Task prompt: Check every line below for the string "JSON", and copy the lines that contain it.

Stored data entries
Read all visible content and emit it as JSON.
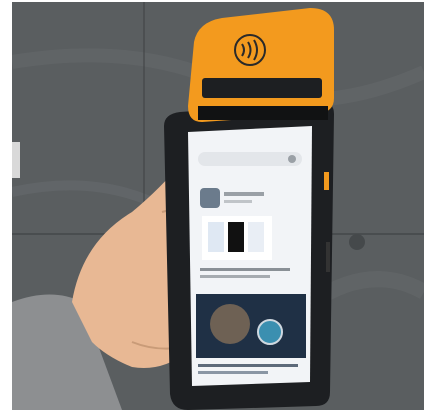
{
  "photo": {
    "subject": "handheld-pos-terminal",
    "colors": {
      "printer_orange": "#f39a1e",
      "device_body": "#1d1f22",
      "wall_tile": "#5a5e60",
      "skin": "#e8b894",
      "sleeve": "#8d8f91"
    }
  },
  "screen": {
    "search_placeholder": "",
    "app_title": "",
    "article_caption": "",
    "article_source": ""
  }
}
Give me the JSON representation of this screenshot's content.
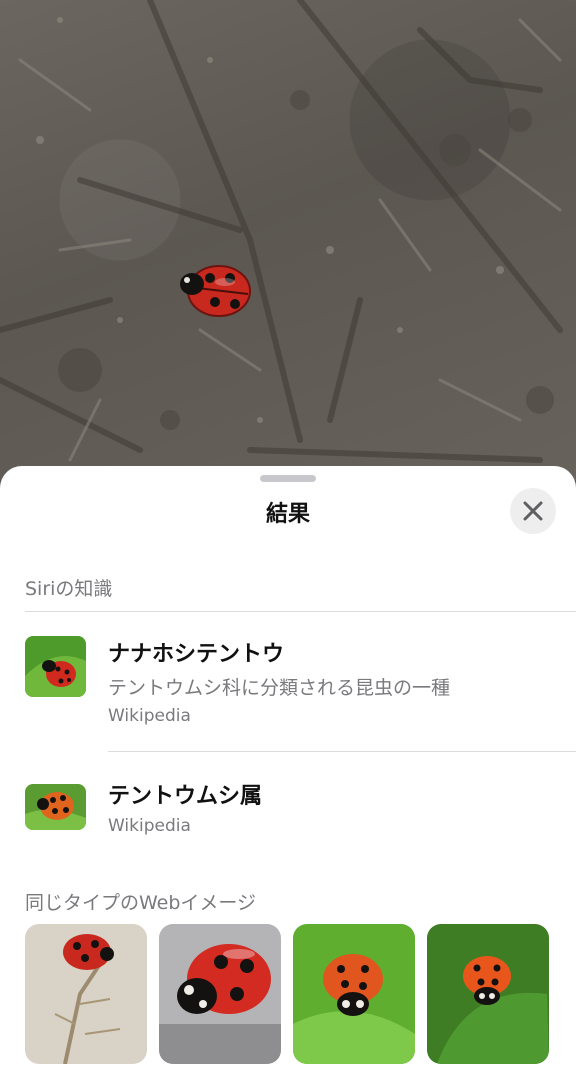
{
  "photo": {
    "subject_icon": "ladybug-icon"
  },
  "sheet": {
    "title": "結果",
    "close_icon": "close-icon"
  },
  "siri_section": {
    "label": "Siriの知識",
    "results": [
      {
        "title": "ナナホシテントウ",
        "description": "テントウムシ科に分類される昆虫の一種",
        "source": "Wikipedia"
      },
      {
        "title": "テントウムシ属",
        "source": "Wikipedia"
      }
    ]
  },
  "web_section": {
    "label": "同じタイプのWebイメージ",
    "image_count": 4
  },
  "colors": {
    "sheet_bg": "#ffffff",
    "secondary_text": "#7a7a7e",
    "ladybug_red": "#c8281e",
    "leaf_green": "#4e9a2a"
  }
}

Exercise response:
Read all visible content and emit it as JSON.
Give me the JSON representation of this screenshot's content.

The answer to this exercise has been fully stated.